Aim of the task:
Check each line of the data for "δύναμιν" and select those that have it.
-- BEGIN --
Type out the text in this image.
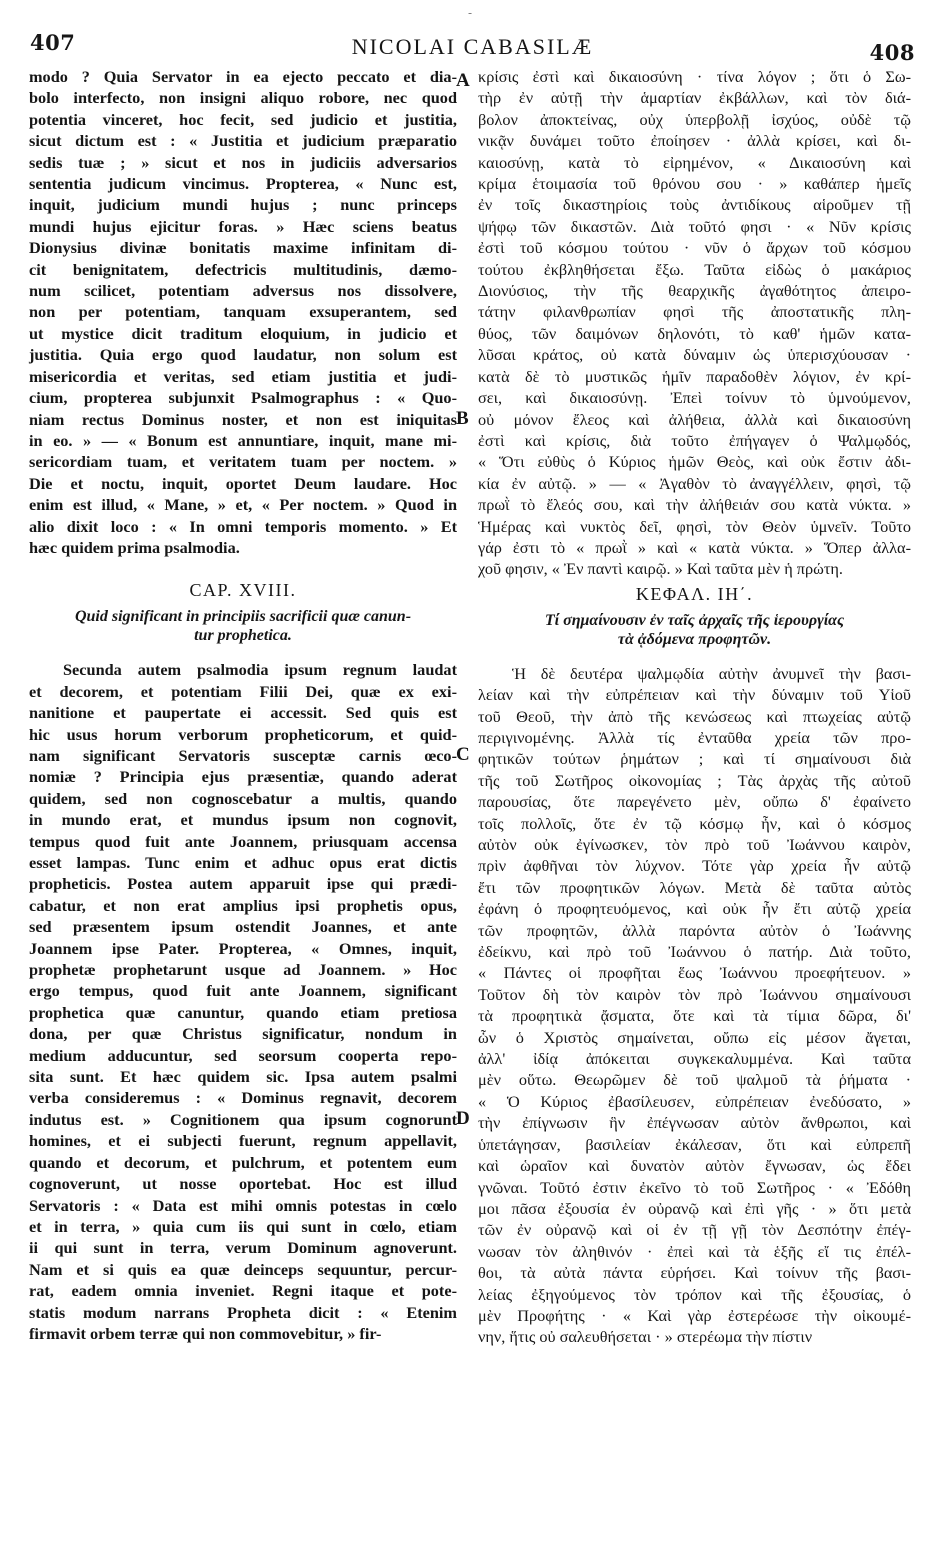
-
407	NICOLAI CABASILÆ	408
A
B
C
D
modo ? Quia Servator in ea ejecto peccato et dia-
bolo interfecto, non insigni aliquo robore, nec quod
potentia vinceret, hoc fecit, sed judicio et justitia,
sicut dictum est : « Justitia et judicium præparatio
sedis tuæ ; » sicut et nos in judiciis adversarios
sententia judicum vincimus. Propterea, « Nunc est,
inquit, judicium mundi hujus ; nunc princeps
mundi hujus ejicitur foras. » Hæc sciens beatus
Dionysius divinæ bonitatis maxime infinitam di-
cit benignitatem, defectricis multitudinis, dæmo-
num scilicet, potentiam adversus nos dissolvere,
non per potentiam, tanquam exsuperantem, sed
ut mystice dicit traditum eloquium, in judicio et
justitia. Quia ergo quod laudatur, non solum est
misericordia et veritas, sed etiam justitia et judi-
cium, propterea subjunxit Psalmographus : « Quo-
niam rectus Dominus noster, et non est iniquitas
in eo. » — « Bonum est annuntiare, inquit, mane mi-
sericordiam tuam, et veritatem tuam per noctem. »
Die et noctu, inquit, oportet Deum laudare. Hoc
enim est illud, « Mane, » et, « Per noctem. » Quod in
alio dixit loco : « In omni temporis momento. » Et
hæc quidem prima psalmodia.
CAP. XVIII.
Quid significant in principiis sacrificii quæ canun-
tur prophetica.
Secunda autem psalmodia ipsum regnum laudat
et decorem, et potentiam Filii Dei, quæ ex exi-
nanitione et paupertate ei accessit. Sed quis est
hic usus horum verborum propheticorum, et quid-
nam significant Servatoris susceptæ carnis œco-
nomiæ ? Principia ejus præsentiæ, quando aderat
quidem, sed non cognoscebatur a multis, quando
in mundo erat, et mundus ipsum non cognovit,
tempus quod fuit ante Joannem, priusquam accensa
esset lampas. Tunc enim et adhuc opus erat dictis
propheticis. Postea autem apparuit ipse qui prædi-
cabatur, et non erat amplius ipsi prophetis opus,
sed præsentem ipsum ostendit Joannes, et ante
Joannem ipse Pater. Propterea, « Omnes, inquit,
prophetæ prophetarunt usque ad Joannem. » Hoc
ergo tempus, quod fuit ante Joannem, significant
prophetica quæ canuntur, quando etiam pretiosa
dona, per quæ Christus significatur, nondum in
medium adducuntur, sed seorsum cooperta repo-
sita sunt. Et hæc quidem sic. Ipsa autem psalmi
verba consideremus : « Dominus regnavit, decorem
indutus est. » Cognitionem qua ipsum cognorunt
homines, et ei subjecti fuerunt, regnum appellavit,
quando et decorum, et pulchrum, et potentem eum
cognoverunt, ut nosse oportebat. Hoc est illud
Servatoris : « Data est mihi omnis potestas in cœlo
et in terra, » quia cum iis qui sunt in cœlo, etiam
ii qui sunt in terra, verum Dominum agnoverunt.
Nam et si quis ea quæ deinceps sequuntur, percur-
rat, eadem omnia inveniet. Regni itaque et pote-
statis modum narrans Propheta dicit : « Etenim
firmavit orbem terræ qui non commovebitur, » fir-
κρίσις ἐστὶ καὶ δικαιοσύνη · τίνα λόγον ; ὅτι ὁ Σω-
τὴρ ἐν αὐτῇ τὴν ἁμαρτίαν ἐκβάλλων, καὶ τὸν διά-
βολον ἀποκτείνας, οὐχ ὑπερβολῇ ἰσχύος, οὐδὲ τῷ
νικᾷν δυνάμει τοῦτο ἐποίησεν · ἀλλὰ κρίσει, καὶ δι-
καιοσύνῃ, κατὰ τὸ εἰρημένον, « Δικαιοσύνη καὶ
κρίμα ἑτοιμασία τοῦ θρόνου σου · » καθάπερ ἡμεῖς
ἐν τοῖς δικαστηρίοις τοὺς ἀντιδίκους αἱροῦμεν τῇ
ψήφῳ τῶν δικαστῶν. Διὰ τοῦτό φησι · « Νῦν κρίσις
ἐστὶ τοῦ κόσμου τούτου · νῦν ὁ ἄρχων τοῦ κόσμου
τούτου ἐκβληθήσεται ἔξω. Ταῦτα εἰδὼς ὁ μακάριος
Διονύσιος, τὴν τῆς θεαρχικῆς ἀγαθότητος ἀπειρο-
τάτην φιλανθρωπίαν φησὶ τῆς ἀποστατικῆς πλη-
θύος, τῶν δαιμόνων δηλονότι, τὸ καθ' ἡμῶν κατα-
λῦσαι κράτος, οὐ κατὰ δύναμιν ὡς ὑπερισχύουσαν ·
κατὰ δὲ τὸ μυστικῶς ἡμῖν παραδοθὲν λόγιον, ἐν κρί-
σει, καὶ δικαιοσύνῃ. Ἐπεὶ τοίνυν τὸ ὑμνούμενον,
οὐ μόνον ἔλεος καὶ ἀλήθεια, ἀλλὰ καὶ δικαιοσύνη
ἐστὶ καὶ κρίσις, διὰ τοῦτο ἐπήγαγεν ὁ Ψαλμῳδός,
« Ὅτι εὐθὺς ὁ Κύριος ἡμῶν Θεὸς, καὶ οὐκ ἔστιν ἀδι-
κία ἐν αὐτῷ. » — « Ἀγαθὸν τὸ ἀναγγέλλειν, φησὶ, τῷ
πρωῒ τὸ ἔλεός σου, καὶ τὴν ἀλήθειάν σου κατὰ νύκτα. »
Ἡμέρας καὶ νυκτὸς δεῖ, φησὶ, τὸν Θεὸν ὑμνεῖν. Τοῦτο
γάρ ἐστι τὸ « πρωῒ » καὶ « κατὰ νύκτα. » Ὅπερ ἀλλα-
χοῦ φησιν, « Ἐν παντὶ καιρῷ. » Καὶ ταῦτα μὲν ἡ πρώτη.
ΚΕΦΑΛ. ΙΗ΄.
Τί σημαίνουσιν ἐν ταῖς ἀρχαῖς τῆς ἱερουργίας
τὰ ᾀδόμενα προφητῶν.
Ἡ δὲ δευτέρα ψαλμῳδία αὐτὴν ἀνυμνεῖ τὴν βασι-
λείαν καὶ τὴν εὐπρέπειαν καὶ τὴν δύναμιν τοῦ Υἱοῦ
τοῦ Θεοῦ, τὴν ἀπὸ τῆς κενώσεως καὶ πτωχείας αὐτῷ
περιγινομένης. Ἀλλὰ τίς ἐνταῦθα χρεία τῶν προ-
φητικῶν τούτων ῥημάτων ; καὶ τί σημαίνουσι διὰ
τῆς τοῦ Σωτῆρος οἰκονομίας ; Τὰς ἀρχὰς τῆς αὐτοῦ
παρουσίας, ὅτε παρεγένετο μὲν, οὔπω δ' ἐφαίνετο
τοῖς πολλοῖς, ὅτε ἐν τῷ κόσμῳ ἦν, καὶ ὁ κόσμος
αὐτὸν οὐκ ἐγίνωσκεν, τὸν πρὸ τοῦ Ἰωάννου καιρὸν,
πρὶν ἀφθῆναι τὸν λύχνον. Τότε γὰρ χρεία ἦν αὐτῷ
ἔτι τῶν προφητικῶν λόγων. Μετὰ δὲ ταῦτα αὐτὸς
ἐφάνη ὁ προφητευόμενος, καὶ οὐκ ἦν ἔτι αὐτῷ χρεία
τῶν προφητῶν, ἀλλὰ παρόντα αὐτὸν ὁ Ἰωάννης
ἐδείκνυ, καὶ πρὸ τοῦ Ἰωάννου ὁ πατήρ. Διὰ τοῦτο,
« Πάντες οἱ προφῆται ἕως Ἰωάννου προεφήτευον. »
Τοῦτον δὴ τὸν καιρὸν τὸν πρὸ Ἰωάννου σημαίνουσι
τὰ προφητικὰ ᾄσματα, ὅτε καὶ τὰ τίμια δῶρα, δι'
ὧν ὁ Χριστὸς σημαίνεται, οὔπω εἰς μέσον ἄγεται,
ἀλλ' ἰδίᾳ ἀπόκειται συγκεκαλυμμένα. Καὶ ταῦτα
μὲν οὕτω. Θεωρῶμεν δὲ τοῦ ψαλμοῦ τὰ ῥήματα ·
« Ὁ Κύριος ἐβασίλευσεν, εὐπρέπειαν ἐνεδύσατο, »
τὴν ἐπίγνωσιν ἣν ἐπέγνωσαν αὐτὸν ἄνθρωποι, καὶ
ὑπετάγησαν, βασιλείαν ἐκάλεσαν, ὅτι καὶ εὐπρεπῆ
καὶ ὡραῖον καὶ δυνατὸν αὐτὸν ἔγνωσαν, ὡς ἔδει
γνῶναι. Τοῦτό ἐστιν ἐκεῖνο τὸ τοῦ Σωτῆρος · « Ἐδόθη
μοι πᾶσα ἐξουσία ἐν οὐρανῷ καὶ ἐπὶ γῆς · » ὅτι μετὰ
τῶν ἐν οὐρανῷ καὶ οἱ ἐν τῇ γῇ τὸν Δεσπότην ἐπέγ-
νωσαν τὸν ἀληθινόν · ἐπεὶ καὶ τὰ ἑξῆς εἴ τις ἐπέλ-
θοι, τὰ αὐτὰ πάντα εὑρήσει. Καὶ τοίνυν τῆς βασι-
λείας ἐξηγούμενος τὸν τρόπον καὶ τῆς ἐξουσίας, ὁ
μὲν Προφήτης · « Καὶ γὰρ ἐστερέωσε τὴν οἰκουμέ-
νην, ἥτις οὐ σαλευθήσεται · » στερέωμα τὴν πίστιν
-- END --
Written answer:
λῦσαι κράτος, οὐ κατὰ δύναμιν ὡς ὑπερισχύουσαν ·
λείαν καὶ τὴν εὐπρέπειαν καὶ τὴν δύναμιν τοῦ Υἱοῦ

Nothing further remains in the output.